━━━━━ THE RECORDS ━━━━━
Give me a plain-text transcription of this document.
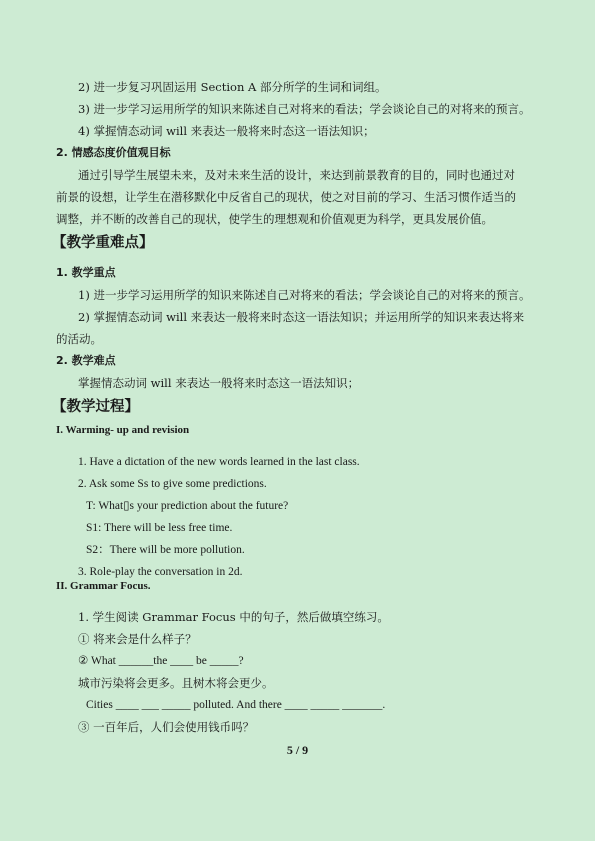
2) 进一步复习巩固运用 Section A 部分所学的生词和词组。
3) 进一步学习运用所学的知识来陈述自己对将来的看法；学会谈论自己的对将来的预言。
4) 掌握情态动词 will 来表达一般将来时态这一语法知识；
2. 情感态度价值观目标
通过引导学生展望未来，及对未来生活的设计，来达到前景教育的目的，同时也通过对
前景的设想，让学生在潜移默化中反省自己的现状，使之对目前的学习、生活习惯作适当的
调整，并不断的改善自己的现状，使学生的理想观和价值观更为科学，更具发展价值。
【教学重难点】
1. 教学重点
1) 进一步学习运用所学的知识来陈述自己对将来的看法；学会谈论自己的对将来的预言。
2) 掌握情态动词 will 来表达一般将来时态这一语法知识；并运用所学的知识来表达将来
的活动。
2. 教学难点
掌握情态动词 will 来表达一般将来时态这一语法知识；
【教学过程】
I. Warming- up and revision
1. Have a dictation of the new words learned in the last class.
2. Ask some Ss to give some predictions.
T: What▯s your prediction about the future?
S1: There will be less free time.
S2：There will be more pollution.
3. Role-play the conversation in 2d.
II. Grammar Focus.
1. 学生阅读 Grammar Focus 中的句子，然后做填空练习。
① 将来会是什么样子？
② What ______the ____ be _____?
城市污染将会更多。且树木将会更少。
Cities ____ ___ _____ polluted. And there ____ _____ _______.
③ 一百年后，人们会使用钱币吗？
5 / 9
━━━━━
*WHAT TO WORK ON*
Transcribe each entry above exactly, apart from the pictures.

*ANSWER TO THIS PROBLEM*
Give me a plain-text transcription of this document.
2) 进一步复习巩固运用 Section A 部分所学的生词和词组。
3) 进一步学习运用所学的知识来陈述自己对将来的看法；学会谈论自己的对将来的预言。
4) 掌握情态动词 will 来表达一般将来时态这一语法知识；
2. 情感态度价值观目标
通过引导学生展望未来，及对未来生活的设计，来达到前景教育的目的，同时也通过对
前景的设想，让学生在潜移默化中反省自己的现状，使之对目前的学习、生活习惯作适当的
调整，并不断的改善自己的现状，使学生的理想观和价值观更为科学，更具发展价值。
【教学重难点】
1. 教学重点
1) 进一步学习运用所学的知识来陈述自己对将来的看法；学会谈论自己的对将来的预言。
2) 掌握情态动词 will 来表达一般将来时态这一语法知识；并运用所学的知识来表达将来
的活动。
2. 教学难点
掌握情态动词 will 来表达一般将来时态这一语法知识；
【教学过程】
I. Warming- up and revision
1. Have a dictation of the new words learned in the last class.
2. Ask some Ss to give some predictions.
T: What▯s your prediction about the future?
S1: There will be less free time.
S2：There will be more pollution.
3. Role-play the conversation in 2d.
II. Grammar Focus.
1. 学生阅读 Grammar Focus 中的句子，然后做填空练习。
① 将来会是什么样子？
② What ______the ____ be _____?
城市污染将会更多。且树木将会更少。
Cities ____ ___ _____ polluted. And there ____ _____ _______.
③ 一百年后，人们会使用钱币吗？
5 / 9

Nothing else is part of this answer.